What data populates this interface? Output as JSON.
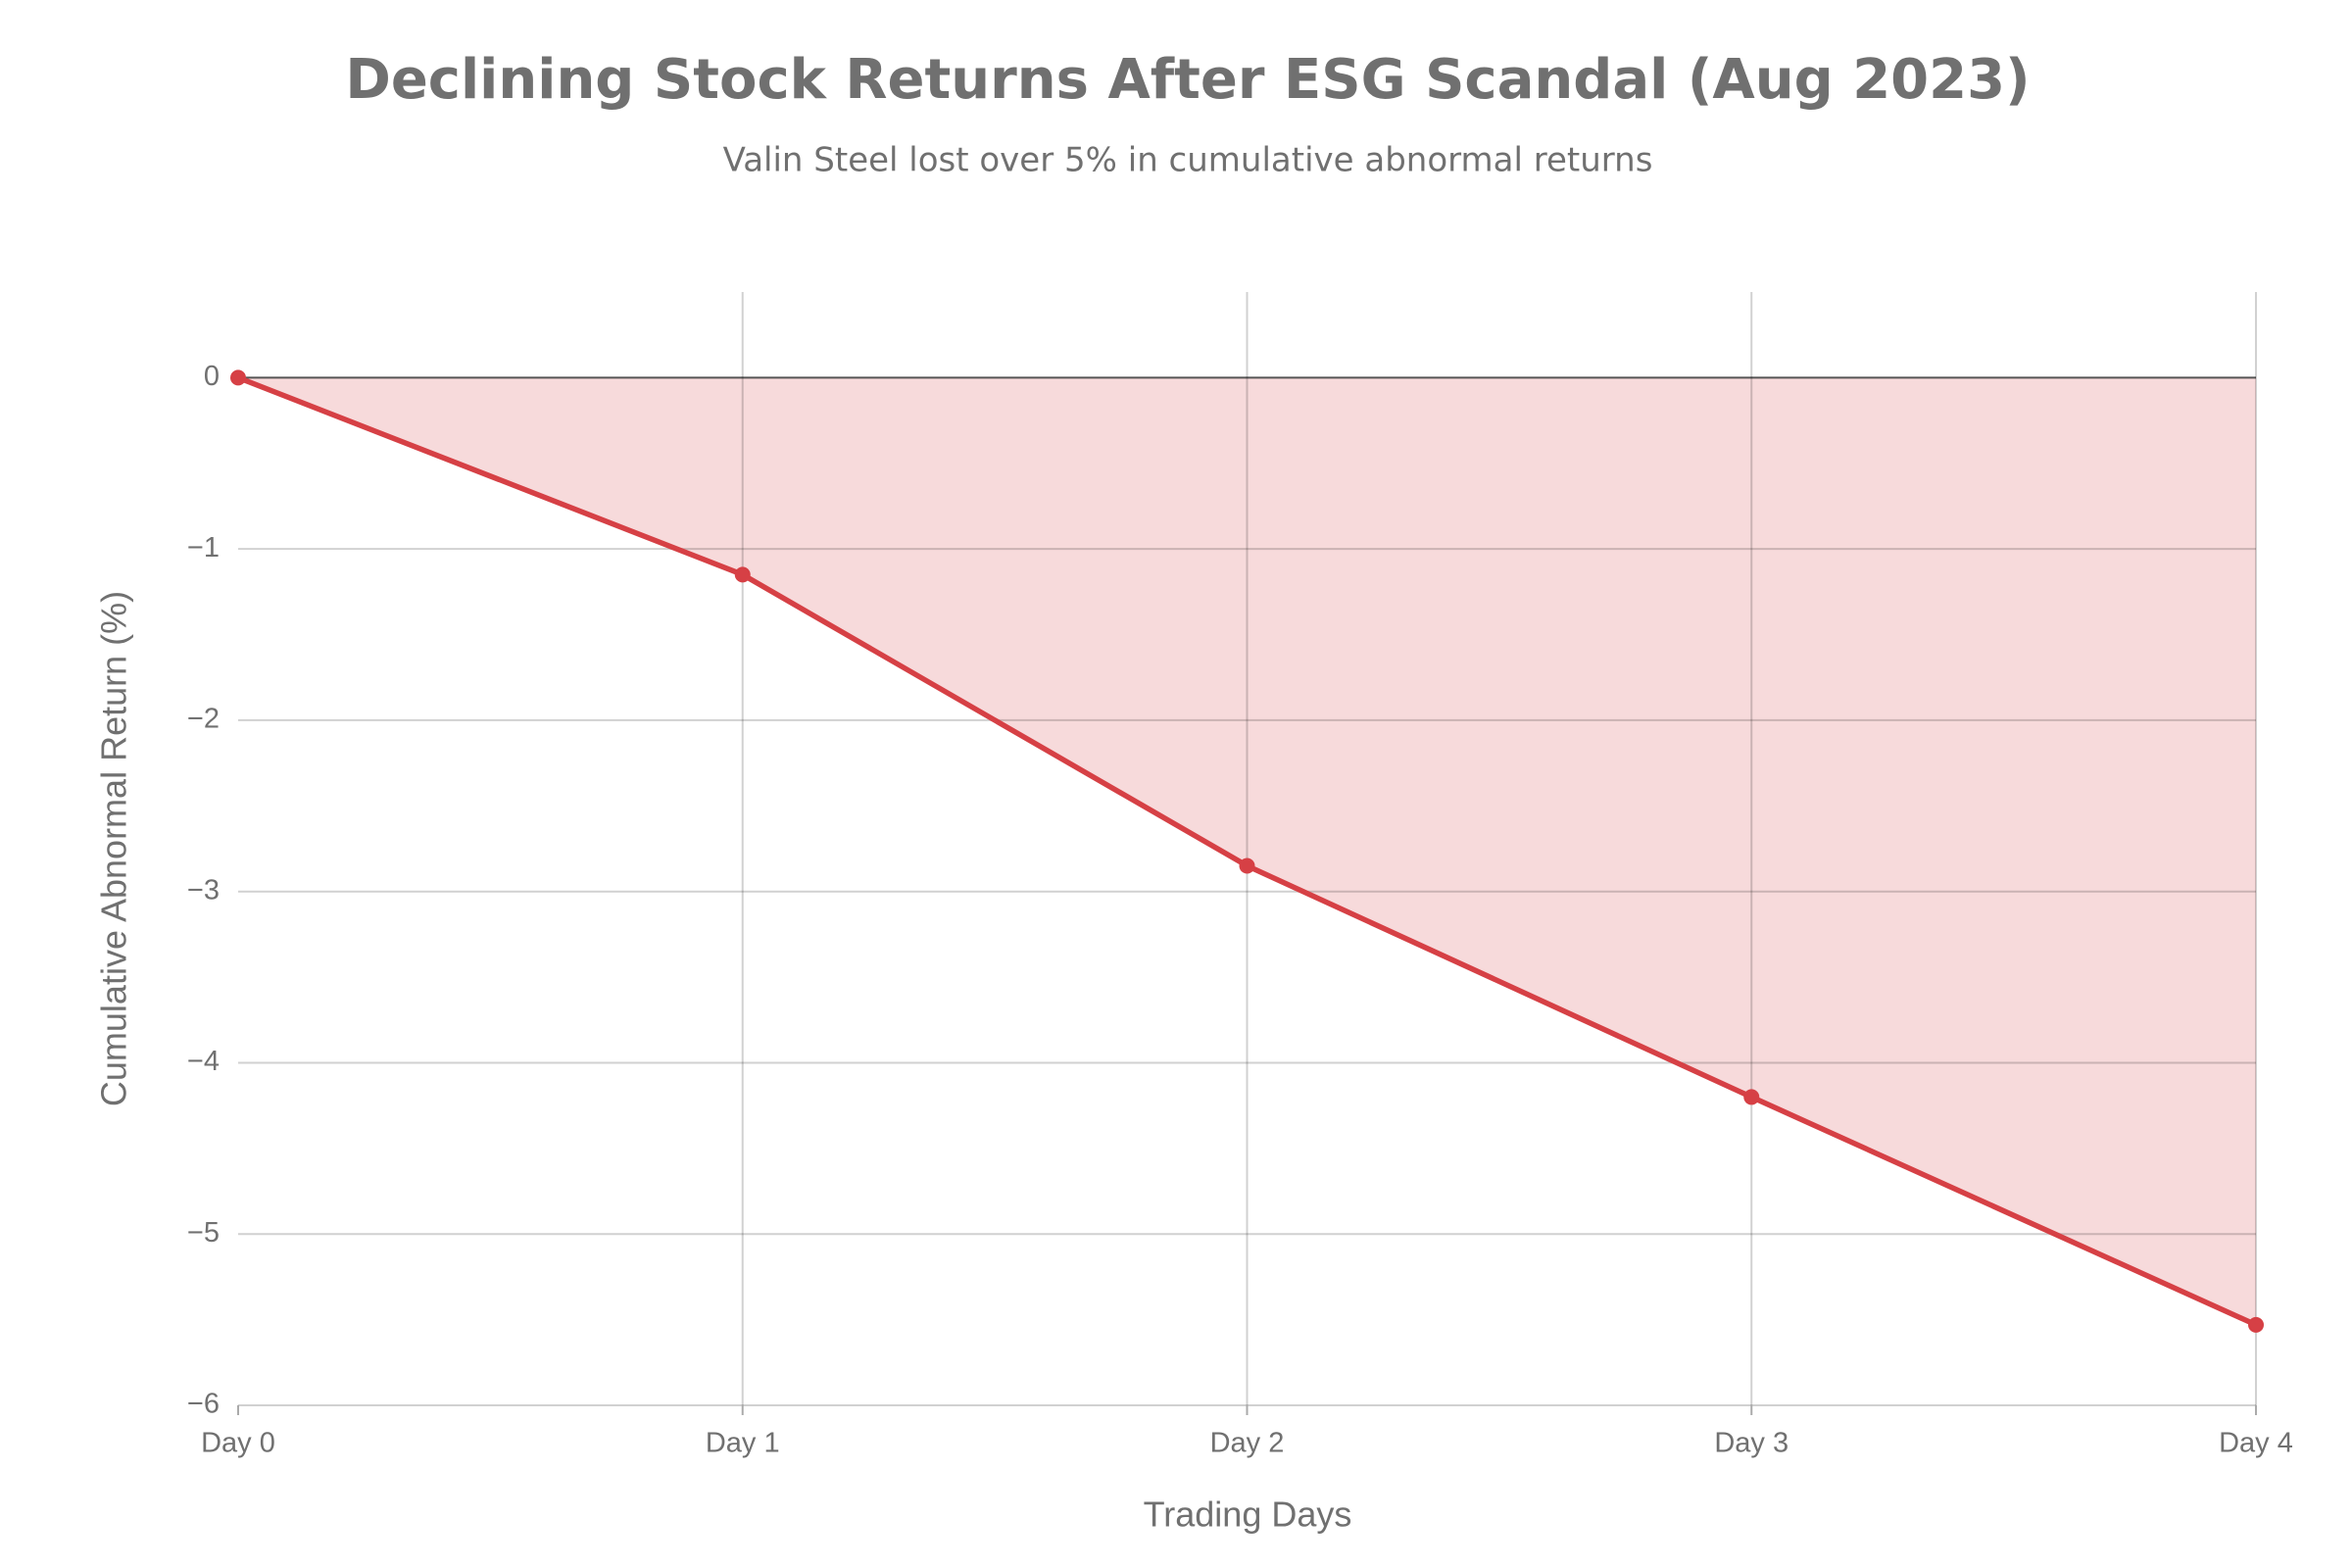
{
  "chart_data": {
    "type": "area",
    "title": "Declining Stock Returns After ESG Scandal (Aug 2023)",
    "subtitle": "Valin Steel lost over 5% in cumulative abnormal returns",
    "x_label": "Trading Days",
    "y_label": "Cumulative Abnormal Return (%)",
    "categories": [
      "Day 0",
      "Day 1",
      "Day 2",
      "Day 3",
      "Day 4"
    ],
    "values": [
      0,
      -1.15,
      -2.85,
      -4.2,
      -5.53
    ],
    "color": "#d64045",
    "fill_color": "#f7dadb",
    "ylim": [
      -6,
      0.5
    ],
    "yticks": [
      0,
      {
        "value": -1,
        "label": "−1"
      },
      {
        "value": -2,
        "label": "−2"
      },
      {
        "value": -3,
        "label": "−3"
      },
      {
        "value": -4,
        "label": "−4"
      },
      {
        "value": -5,
        "label": "−5"
      },
      {
        "value": -6,
        "label": "−6"
      }
    ],
    "grid": true
  }
}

= = = =

▶ Task to complete: All of the material above needs to be restated exactly, with no pictures.

▶ Exercise solution:
What data populates this interface? Output as JSON.
{
  "chart_data": {
    "type": "area",
    "title": "Declining Stock Returns After ESG Scandal (Aug 2023)",
    "subtitle": "Valin Steel lost over 5% in cumulative abnormal returns",
    "x_label": "Trading Days",
    "y_label": "Cumulative Abnormal Return (%)",
    "categories": [
      "Day 0",
      "Day 1",
      "Day 2",
      "Day 3",
      "Day 4"
    ],
    "values": [
      0,
      -1.15,
      -2.85,
      -4.2,
      -5.53
    ],
    "color": "#d64045",
    "fill_color": "#f7dadb",
    "ylim": [
      -6,
      0.5
    ],
    "yticks": [
      0,
      {
        "value": -1,
        "label": "−1"
      },
      {
        "value": -2,
        "label": "−2"
      },
      {
        "value": -3,
        "label": "−3"
      },
      {
        "value": -4,
        "label": "−4"
      },
      {
        "value": -5,
        "label": "−5"
      },
      {
        "value": -6,
        "label": "−6"
      }
    ],
    "grid": true
  }
}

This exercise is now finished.